» **Exercise**: The lines to copy from the data below are those that hold the string "Institute".

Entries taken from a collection

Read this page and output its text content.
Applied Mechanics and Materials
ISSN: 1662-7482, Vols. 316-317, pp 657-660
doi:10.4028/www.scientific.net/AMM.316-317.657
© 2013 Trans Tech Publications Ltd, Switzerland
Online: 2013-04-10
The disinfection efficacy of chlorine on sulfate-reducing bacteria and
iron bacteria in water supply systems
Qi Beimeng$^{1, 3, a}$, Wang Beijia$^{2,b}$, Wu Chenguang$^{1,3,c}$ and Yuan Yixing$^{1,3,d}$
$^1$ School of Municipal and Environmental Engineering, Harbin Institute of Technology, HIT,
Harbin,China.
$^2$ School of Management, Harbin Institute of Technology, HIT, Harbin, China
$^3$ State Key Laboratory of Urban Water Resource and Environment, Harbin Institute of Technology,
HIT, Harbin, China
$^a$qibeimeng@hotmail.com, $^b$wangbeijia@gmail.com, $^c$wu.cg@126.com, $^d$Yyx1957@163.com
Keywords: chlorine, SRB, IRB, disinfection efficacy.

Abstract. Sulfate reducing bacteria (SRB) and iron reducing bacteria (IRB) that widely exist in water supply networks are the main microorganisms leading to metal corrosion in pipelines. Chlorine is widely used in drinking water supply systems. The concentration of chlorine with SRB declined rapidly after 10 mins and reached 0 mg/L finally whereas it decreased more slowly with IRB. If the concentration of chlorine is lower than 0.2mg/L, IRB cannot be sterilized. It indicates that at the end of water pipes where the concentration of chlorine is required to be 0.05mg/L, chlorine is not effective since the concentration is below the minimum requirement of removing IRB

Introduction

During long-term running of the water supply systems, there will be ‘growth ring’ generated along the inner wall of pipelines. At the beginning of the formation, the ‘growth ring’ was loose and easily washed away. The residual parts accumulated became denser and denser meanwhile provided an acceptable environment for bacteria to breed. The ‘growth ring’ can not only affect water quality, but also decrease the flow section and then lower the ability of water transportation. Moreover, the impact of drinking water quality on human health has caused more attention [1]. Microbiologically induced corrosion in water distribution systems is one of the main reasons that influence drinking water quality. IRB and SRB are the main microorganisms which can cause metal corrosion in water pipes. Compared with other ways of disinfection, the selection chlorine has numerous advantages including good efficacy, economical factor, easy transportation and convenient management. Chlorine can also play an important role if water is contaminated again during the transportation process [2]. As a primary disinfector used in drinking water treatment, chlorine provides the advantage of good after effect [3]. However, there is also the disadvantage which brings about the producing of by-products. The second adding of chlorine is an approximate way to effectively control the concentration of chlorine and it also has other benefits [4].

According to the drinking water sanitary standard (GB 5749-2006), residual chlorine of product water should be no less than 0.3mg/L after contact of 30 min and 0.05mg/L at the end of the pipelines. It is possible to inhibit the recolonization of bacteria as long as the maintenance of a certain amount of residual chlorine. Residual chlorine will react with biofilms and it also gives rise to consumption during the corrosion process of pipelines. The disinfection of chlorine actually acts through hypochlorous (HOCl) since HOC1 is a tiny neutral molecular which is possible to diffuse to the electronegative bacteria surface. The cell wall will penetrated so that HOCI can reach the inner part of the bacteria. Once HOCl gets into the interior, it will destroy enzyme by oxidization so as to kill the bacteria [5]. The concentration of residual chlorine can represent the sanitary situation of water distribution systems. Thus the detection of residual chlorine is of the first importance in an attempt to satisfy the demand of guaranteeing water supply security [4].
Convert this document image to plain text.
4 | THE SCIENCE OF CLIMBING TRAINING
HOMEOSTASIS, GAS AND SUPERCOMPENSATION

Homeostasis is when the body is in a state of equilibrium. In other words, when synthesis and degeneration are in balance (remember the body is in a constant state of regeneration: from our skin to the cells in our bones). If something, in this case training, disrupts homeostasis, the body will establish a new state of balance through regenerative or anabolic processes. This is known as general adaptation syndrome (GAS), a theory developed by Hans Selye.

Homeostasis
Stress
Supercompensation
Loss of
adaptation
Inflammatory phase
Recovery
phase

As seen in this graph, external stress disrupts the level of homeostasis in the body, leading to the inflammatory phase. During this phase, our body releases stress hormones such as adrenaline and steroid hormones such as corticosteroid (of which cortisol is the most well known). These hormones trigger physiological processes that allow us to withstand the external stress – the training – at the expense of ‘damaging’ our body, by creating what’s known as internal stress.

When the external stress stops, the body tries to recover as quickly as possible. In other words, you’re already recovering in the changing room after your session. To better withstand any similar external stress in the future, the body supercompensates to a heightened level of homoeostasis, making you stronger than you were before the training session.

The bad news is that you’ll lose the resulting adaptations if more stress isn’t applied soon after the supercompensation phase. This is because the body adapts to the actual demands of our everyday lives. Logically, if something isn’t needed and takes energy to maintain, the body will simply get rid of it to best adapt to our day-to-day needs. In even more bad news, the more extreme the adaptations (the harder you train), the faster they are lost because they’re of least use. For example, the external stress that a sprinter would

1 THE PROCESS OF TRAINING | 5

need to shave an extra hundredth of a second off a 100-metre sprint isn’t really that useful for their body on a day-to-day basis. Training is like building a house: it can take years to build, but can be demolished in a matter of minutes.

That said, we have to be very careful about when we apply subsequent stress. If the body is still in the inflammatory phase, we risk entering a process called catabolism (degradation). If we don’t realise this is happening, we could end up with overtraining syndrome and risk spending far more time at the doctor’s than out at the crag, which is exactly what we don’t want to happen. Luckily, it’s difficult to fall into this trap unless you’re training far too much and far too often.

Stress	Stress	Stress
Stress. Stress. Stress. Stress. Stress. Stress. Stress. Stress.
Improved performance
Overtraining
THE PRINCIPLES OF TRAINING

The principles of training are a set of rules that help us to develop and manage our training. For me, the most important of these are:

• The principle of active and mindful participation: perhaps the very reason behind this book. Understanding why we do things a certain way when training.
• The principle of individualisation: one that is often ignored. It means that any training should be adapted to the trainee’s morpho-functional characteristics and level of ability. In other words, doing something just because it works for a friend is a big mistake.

» **Output of the task**:
$^1$ School of Municipal and Environmental Engineering, Harbin Institute of Technology, HIT,
$^2$ School of Management, Harbin Institute of Technology, HIT, Harbin, China
$^3$ State Key Laboratory of Urban Water Resource and Environment, Harbin Institute of Technology,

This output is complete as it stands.